= RECORD EXTRACTS =
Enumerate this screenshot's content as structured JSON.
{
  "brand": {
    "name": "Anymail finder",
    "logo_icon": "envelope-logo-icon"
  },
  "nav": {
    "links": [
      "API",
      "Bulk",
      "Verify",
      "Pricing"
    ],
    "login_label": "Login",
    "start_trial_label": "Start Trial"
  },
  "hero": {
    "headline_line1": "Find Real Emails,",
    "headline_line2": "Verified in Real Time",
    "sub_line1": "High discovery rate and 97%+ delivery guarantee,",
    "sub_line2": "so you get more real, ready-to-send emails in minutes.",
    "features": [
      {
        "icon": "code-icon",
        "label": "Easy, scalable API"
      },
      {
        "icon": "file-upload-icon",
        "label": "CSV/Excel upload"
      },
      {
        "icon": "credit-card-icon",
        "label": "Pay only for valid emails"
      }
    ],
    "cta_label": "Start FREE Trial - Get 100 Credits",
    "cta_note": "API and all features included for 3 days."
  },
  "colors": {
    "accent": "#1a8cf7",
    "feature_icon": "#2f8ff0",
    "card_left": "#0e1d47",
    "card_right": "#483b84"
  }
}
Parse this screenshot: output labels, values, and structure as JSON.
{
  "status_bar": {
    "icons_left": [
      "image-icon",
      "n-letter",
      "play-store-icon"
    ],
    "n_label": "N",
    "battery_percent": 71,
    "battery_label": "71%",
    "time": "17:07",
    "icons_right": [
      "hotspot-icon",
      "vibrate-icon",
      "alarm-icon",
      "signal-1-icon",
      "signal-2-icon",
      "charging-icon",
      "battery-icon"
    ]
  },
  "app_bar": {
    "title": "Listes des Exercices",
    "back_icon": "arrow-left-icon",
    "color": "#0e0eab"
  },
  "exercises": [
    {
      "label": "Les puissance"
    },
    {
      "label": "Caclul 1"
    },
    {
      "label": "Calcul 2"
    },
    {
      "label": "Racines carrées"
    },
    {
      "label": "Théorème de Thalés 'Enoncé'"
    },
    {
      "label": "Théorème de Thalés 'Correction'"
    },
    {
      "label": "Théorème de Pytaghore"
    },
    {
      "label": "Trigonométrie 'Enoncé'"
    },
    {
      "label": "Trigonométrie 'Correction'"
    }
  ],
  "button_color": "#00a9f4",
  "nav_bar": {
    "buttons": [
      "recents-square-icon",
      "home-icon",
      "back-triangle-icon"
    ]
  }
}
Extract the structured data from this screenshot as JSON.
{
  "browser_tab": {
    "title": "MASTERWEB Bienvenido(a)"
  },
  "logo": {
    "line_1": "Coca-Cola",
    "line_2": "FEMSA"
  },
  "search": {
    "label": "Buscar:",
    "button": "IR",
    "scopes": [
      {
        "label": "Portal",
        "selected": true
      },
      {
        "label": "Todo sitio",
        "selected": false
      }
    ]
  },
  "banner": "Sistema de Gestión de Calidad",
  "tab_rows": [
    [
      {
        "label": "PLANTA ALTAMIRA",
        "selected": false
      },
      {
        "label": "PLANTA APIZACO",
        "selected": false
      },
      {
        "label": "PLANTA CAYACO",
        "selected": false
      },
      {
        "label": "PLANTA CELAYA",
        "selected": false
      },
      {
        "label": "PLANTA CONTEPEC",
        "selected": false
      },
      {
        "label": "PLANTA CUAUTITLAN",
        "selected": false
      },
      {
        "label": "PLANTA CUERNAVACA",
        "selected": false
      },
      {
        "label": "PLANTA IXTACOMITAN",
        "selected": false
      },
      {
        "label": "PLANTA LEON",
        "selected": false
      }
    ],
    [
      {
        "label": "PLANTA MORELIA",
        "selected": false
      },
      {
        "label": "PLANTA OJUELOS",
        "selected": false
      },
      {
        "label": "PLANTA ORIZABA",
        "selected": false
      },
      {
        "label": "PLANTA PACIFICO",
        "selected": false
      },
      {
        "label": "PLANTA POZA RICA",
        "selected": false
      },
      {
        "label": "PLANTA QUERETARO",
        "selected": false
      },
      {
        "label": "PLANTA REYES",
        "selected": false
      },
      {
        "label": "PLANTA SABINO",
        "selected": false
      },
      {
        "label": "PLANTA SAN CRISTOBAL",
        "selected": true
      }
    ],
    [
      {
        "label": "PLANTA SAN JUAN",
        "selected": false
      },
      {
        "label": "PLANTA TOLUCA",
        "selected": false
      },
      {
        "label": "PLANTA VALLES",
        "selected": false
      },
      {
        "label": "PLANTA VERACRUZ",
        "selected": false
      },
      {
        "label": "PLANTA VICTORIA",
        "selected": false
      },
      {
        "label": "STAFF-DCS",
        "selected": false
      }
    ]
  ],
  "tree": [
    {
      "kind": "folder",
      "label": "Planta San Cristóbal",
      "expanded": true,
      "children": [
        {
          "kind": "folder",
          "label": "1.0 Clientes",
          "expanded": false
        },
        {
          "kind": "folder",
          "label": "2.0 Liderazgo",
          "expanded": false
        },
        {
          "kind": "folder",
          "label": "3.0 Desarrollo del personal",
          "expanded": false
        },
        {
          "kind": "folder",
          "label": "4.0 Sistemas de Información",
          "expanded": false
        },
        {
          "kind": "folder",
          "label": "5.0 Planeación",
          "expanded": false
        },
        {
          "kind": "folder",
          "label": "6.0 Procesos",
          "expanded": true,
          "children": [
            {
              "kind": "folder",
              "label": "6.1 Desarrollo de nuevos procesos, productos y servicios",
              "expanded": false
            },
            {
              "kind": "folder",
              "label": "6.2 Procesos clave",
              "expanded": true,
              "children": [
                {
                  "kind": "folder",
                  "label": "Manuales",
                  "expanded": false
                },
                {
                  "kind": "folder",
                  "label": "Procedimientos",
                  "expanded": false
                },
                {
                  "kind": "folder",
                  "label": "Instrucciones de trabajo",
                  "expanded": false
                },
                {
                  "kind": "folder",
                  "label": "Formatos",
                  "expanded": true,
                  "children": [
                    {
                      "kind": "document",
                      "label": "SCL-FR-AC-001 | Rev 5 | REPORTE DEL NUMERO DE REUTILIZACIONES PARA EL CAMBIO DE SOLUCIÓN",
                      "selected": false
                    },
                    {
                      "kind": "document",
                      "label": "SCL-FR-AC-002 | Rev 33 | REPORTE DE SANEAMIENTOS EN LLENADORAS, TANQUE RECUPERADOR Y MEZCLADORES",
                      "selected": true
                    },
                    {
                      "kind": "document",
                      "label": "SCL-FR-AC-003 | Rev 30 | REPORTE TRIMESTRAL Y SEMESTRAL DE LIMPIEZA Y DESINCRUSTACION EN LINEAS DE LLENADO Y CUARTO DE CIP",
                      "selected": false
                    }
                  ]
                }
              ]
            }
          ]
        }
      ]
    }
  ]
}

= EXERCISE TASK =
Copy the records above exactly.

= THE OUTPUT =
Enumerate this screenshot's content as structured JSON.
{
  "brand": {
    "name": "Anymail finder",
    "logo_icon": "envelope-logo-icon"
  },
  "nav": {
    "links": [
      "API",
      "Bulk",
      "Verify",
      "Pricing"
    ],
    "login_label": "Login",
    "start_trial_label": "Start Trial"
  },
  "hero": {
    "headline_line1": "Find Real Emails,",
    "headline_line2": "Verified in Real Time",
    "sub_line1": "High discovery rate and 97%+ delivery guarantee,",
    "sub_line2": "so you get more real, ready-to-send emails in minutes.",
    "features": [
      {
        "icon": "code-icon",
        "label": "Easy, scalable API"
      },
      {
        "icon": "file-upload-icon",
        "label": "CSV/Excel upload"
      },
      {
        "icon": "credit-card-icon",
        "label": "Pay only for valid emails"
      }
    ],
    "cta_label": "Start FREE Trial - Get 100 Credits",
    "cta_note": "API and all features included for 3 days."
  },
  "colors": {
    "accent": "#1a8cf7",
    "feature_icon": "#2f8ff0",
    "card_left": "#0e1d47",
    "card_right": "#483b84"
  }
}
Parse this screenshot: output labels, values, and structure as JSON.
{
  "status_bar": {
    "icons_left": [
      "image-icon",
      "n-letter",
      "play-store-icon"
    ],
    "n_label": "N",
    "battery_percent": 71,
    "battery_label": "71%",
    "time": "17:07",
    "icons_right": [
      "hotspot-icon",
      "vibrate-icon",
      "alarm-icon",
      "signal-1-icon",
      "signal-2-icon",
      "charging-icon",
      "battery-icon"
    ]
  },
  "app_bar": {
    "title": "Listes des Exercices",
    "back_icon": "arrow-left-icon",
    "color": "#0e0eab"
  },
  "exercises": [
    {
      "label": "Les puissance"
    },
    {
      "label": "Caclul 1"
    },
    {
      "label": "Calcul 2"
    },
    {
      "label": "Racines carrées"
    },
    {
      "label": "Théorème de Thalés 'Enoncé'"
    },
    {
      "label": "Théorème de Thalés 'Correction'"
    },
    {
      "label": "Théorème de Pytaghore"
    },
    {
      "label": "Trigonométrie 'Enoncé'"
    },
    {
      "label": "Trigonométrie 'Correction'"
    }
  ],
  "button_color": "#00a9f4",
  "nav_bar": {
    "buttons": [
      "recents-square-icon",
      "home-icon",
      "back-triangle-icon"
    ]
  }
}
Extract the structured data from this screenshot as JSON.
{
  "browser_tab": {
    "title": "MASTERWEB Bienvenido(a)"
  },
  "logo": {
    "line_1": "Coca-Cola",
    "line_2": "FEMSA"
  },
  "search": {
    "label": "Buscar:",
    "button": "IR",
    "scopes": [
      {
        "label": "Portal",
        "selected": true
      },
      {
        "label": "Todo sitio",
        "selected": false
      }
    ]
  },
  "banner": "Sistema de Gestión de Calidad",
  "tab_rows": [
    [
      {
        "label": "PLANTA ALTAMIRA",
        "selected": false
      },
      {
        "label": "PLANTA APIZACO",
        "selected": false
      },
      {
        "label": "PLANTA CAYACO",
        "selected": false
      },
      {
        "label": "PLANTA CELAYA",
        "selected": false
      },
      {
        "label": "PLANTA CONTEPEC",
        "selected": false
      },
      {
        "label": "PLANTA CUAUTITLAN",
        "selected": false
      },
      {
        "label": "PLANTA CUERNAVACA",
        "selected": false
      },
      {
        "label": "PLANTA IXTACOMITAN",
        "selected": false
      },
      {
        "label": "PLANTA LEON",
        "selected": false
      }
    ],
    [
      {
        "label": "PLANTA MORELIA",
        "selected": false
      },
      {
        "label": "PLANTA OJUELOS",
        "selected": false
      },
      {
        "label": "PLANTA ORIZABA",
        "selected": false
      },
      {
        "label": "PLANTA PACIFICO",
        "selected": false
      },
      {
        "label": "PLANTA POZA RICA",
        "selected": false
      },
      {
        "label": "PLANTA QUERETARO",
        "selected": false
      },
      {
        "label": "PLANTA REYES",
        "selected": false
      },
      {
        "label": "PLANTA SABINO",
        "selected": false
      },
      {
        "label": "PLANTA SAN CRISTOBAL",
        "selected": true
      }
    ],
    [
      {
        "label": "PLANTA SAN JUAN",
        "selected": false
      },
      {
        "label": "PLANTA TOLUCA",
        "selected": false
      },
      {
        "label": "PLANTA VALLES",
        "selected": false
      },
      {
        "label": "PLANTA VERACRUZ",
        "selected": false
      },
      {
        "label": "PLANTA VICTORIA",
        "selected": false
      },
      {
        "label": "STAFF-DCS",
        "selected": false
      }
    ]
  ],
  "tree": [
    {
      "kind": "folder",
      "label": "Planta San Cristóbal",
      "expanded": true,
      "children": [
        {
          "kind": "folder",
          "label": "1.0 Clientes",
          "expanded": false
        },
        {
          "kind": "folder",
          "label": "2.0 Liderazgo",
          "expanded": false
        },
        {
          "kind": "folder",
          "label": "3.0 Desarrollo del personal",
          "expanded": false
        },
        {
          "kind": "folder",
          "label": "4.0 Sistemas de Información",
          "expanded": false
        },
        {
          "kind": "folder",
          "label": "5.0 Planeación",
          "expanded": false
        },
        {
          "kind": "folder",
          "label": "6.0 Procesos",
          "expanded": true,
          "children": [
            {
              "kind": "folder",
              "label": "6.1 Desarrollo de nuevos procesos, productos y servicios",
              "expanded": false
            },
            {
              "kind": "folder",
              "label": "6.2 Procesos clave",
              "expanded": true,
              "children": [
                {
                  "kind": "folder",
                  "label": "Manuales",
                  "expanded": false
                },
                {
                  "kind": "folder",
                  "label": "Procedimientos",
                  "expanded": false
                },
                {
                  "kind": "folder",
                  "label": "Instrucciones de trabajo",
                  "expanded": false
                },
                {
                  "kind": "folder",
                  "label": "Formatos",
                  "expanded": true,
                  "children": [
                    {
                      "kind": "document",
                      "label": "SCL-FR-AC-001 | Rev 5 | REPORTE DEL NUMERO DE REUTILIZACIONES PARA EL CAMBIO DE SOLUCIÓN",
                      "selected": false
                    },
                    {
                      "kind": "document",
                      "label": "SCL-FR-AC-002 | Rev 33 | REPORTE DE SANEAMIENTOS EN LLENADORAS, TANQUE RECUPERADOR Y MEZCLADORES",
                      "selected": true
                    },
                    {
                      "kind": "document",
                      "label": "SCL-FR-AC-003 | Rev 30 | REPORTE TRIMESTRAL Y SEMESTRAL DE LIMPIEZA Y DESINCRUSTACION EN LINEAS DE LLENADO Y CUARTO DE CIP",
                      "selected": false
                    }
                  ]
                }
              ]
            }
          ]
        }
      ]
    }
  ]
}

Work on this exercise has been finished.